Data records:
********
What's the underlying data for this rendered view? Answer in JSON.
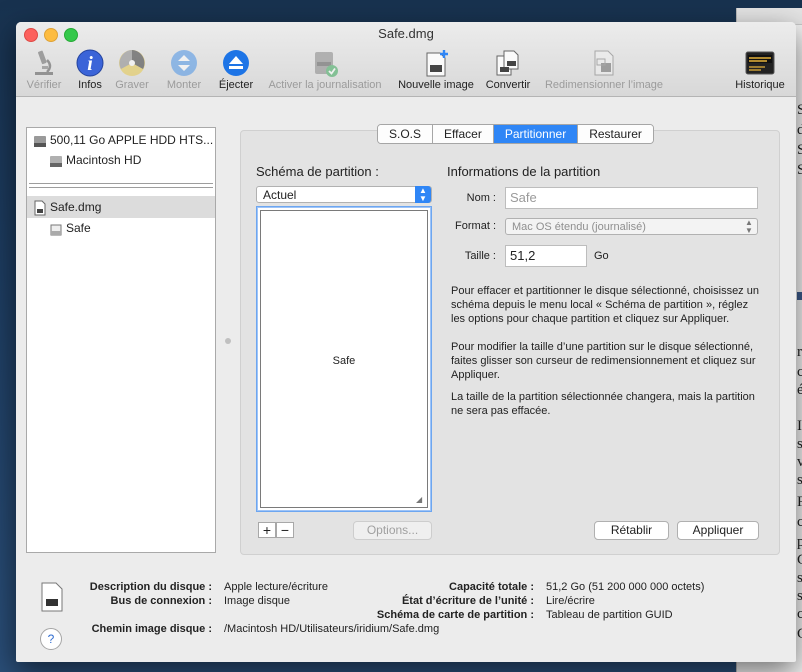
{
  "window": {
    "title": "Safe.dmg"
  },
  "toolbar": [
    {
      "label": "Vérifier",
      "icon": "microscope-icon",
      "enabled": false
    },
    {
      "label": "Infos",
      "icon": "info-icon",
      "enabled": true
    },
    {
      "label": "Graver",
      "icon": "burn-disc-icon",
      "enabled": false
    },
    {
      "label": "Monter",
      "icon": "mount-icon",
      "enabled": false
    },
    {
      "label": "Éjecter",
      "icon": "eject-icon",
      "enabled": true
    },
    {
      "label": "Activer la journalisation",
      "icon": "journal-disk-icon",
      "enabled": false
    },
    {
      "label": "Nouvelle image",
      "icon": "new-image-icon",
      "enabled": true
    },
    {
      "label": "Convertir",
      "icon": "convert-icon",
      "enabled": true
    },
    {
      "label": "Redimensionner l’image",
      "icon": "resize-image-icon",
      "enabled": false
    },
    {
      "label": "Historique",
      "icon": "log-console-icon",
      "enabled": true
    }
  ],
  "sidebar": {
    "items": [
      {
        "label": "500,11 Go APPLE HDD HTS..."
      },
      {
        "label": "Macintosh HD"
      },
      {
        "label": "Safe.dmg"
      },
      {
        "label": "Safe"
      }
    ]
  },
  "tabs": [
    "S.O.S",
    "Effacer",
    "Partitionner",
    "Restaurer"
  ],
  "active_tab": "Partitionner",
  "partition": {
    "schema_label": "Schéma de partition :",
    "schema_value": "Actuel",
    "map_partition": "Safe",
    "plus": "+",
    "minus": "−",
    "options_button": "Options..."
  },
  "info": {
    "heading": "Informations de la partition",
    "nom_label": "Nom :",
    "nom_value": "Safe",
    "format_label": "Format :",
    "format_value": "Mac OS étendu (journalisé)",
    "taille_label": "Taille :",
    "taille_value": "51,2",
    "taille_unit": "Go",
    "text1": "Pour effacer et partitionner le disque sélectionné, choisissez un schéma depuis le menu local « Schéma de partition », réglez les options pour chaque partition et cliquez sur Appliquer.",
    "text2": "Pour modifier la taille d’une partition sur le disque sélectionné, faites glisser son curseur de redimensionnement et cliquez sur Appliquer.",
    "text3": "La taille de la partition sélectionnée changera, mais la partition ne sera pas effacée.",
    "retablir": "Rétablir",
    "appliquer": "Appliquer"
  },
  "bottom": {
    "desc_k": "Description du disque :",
    "desc_v": "Apple lecture/écriture",
    "bus_k": "Bus de connexion :",
    "bus_v": "Image disque",
    "chemin_k": "Chemin image disque :",
    "chemin_v": "/Macintosh HD/Utilisateurs/iridium/Safe.dmg",
    "cap_k": "Capacité totale :",
    "cap_v": "51,2 Go (51 200 000 000 octets)",
    "etat_k": "État d’écriture de l’unité :",
    "etat_v": "Lire/écrire",
    "schema_k": "Schéma de carte de partition :",
    "schema_v": "Tableau de partition GUID",
    "help": "?"
  },
  "background_doc": {
    "letters": [
      "S",
      "d",
      "S",
      "S",
      "r",
      "c",
      "é",
      "I",
      "s",
      "v",
      "s",
      "F",
      "c",
      "p",
      "C",
      "s",
      "s",
      "c",
      "C"
    ]
  },
  "colors": {
    "accent": "#2f86f6",
    "close": "#fc615d",
    "minimize": "#fdbc40",
    "zoom": "#34c84a"
  }
}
********
Goal: Which lines in the data above contain "disque"? Show each one.

Answer for this exercise:
    "text1": "Pour effacer et partitionner le disque sélectionné, choisissez un schéma depuis le menu local « Schéma de partition », réglez les options pour chaque partition et cliquez sur Appliquer.",
    "text2": "Pour modifier la taille d’une partition sur le disque sélectionné, faites glisser son curseur de redimensionnement et cliquez sur Appliquer.",
    "desc_k": "Description du disque :",
    "bus_v": "Image disque",
    "chemin_k": "Chemin image disque :",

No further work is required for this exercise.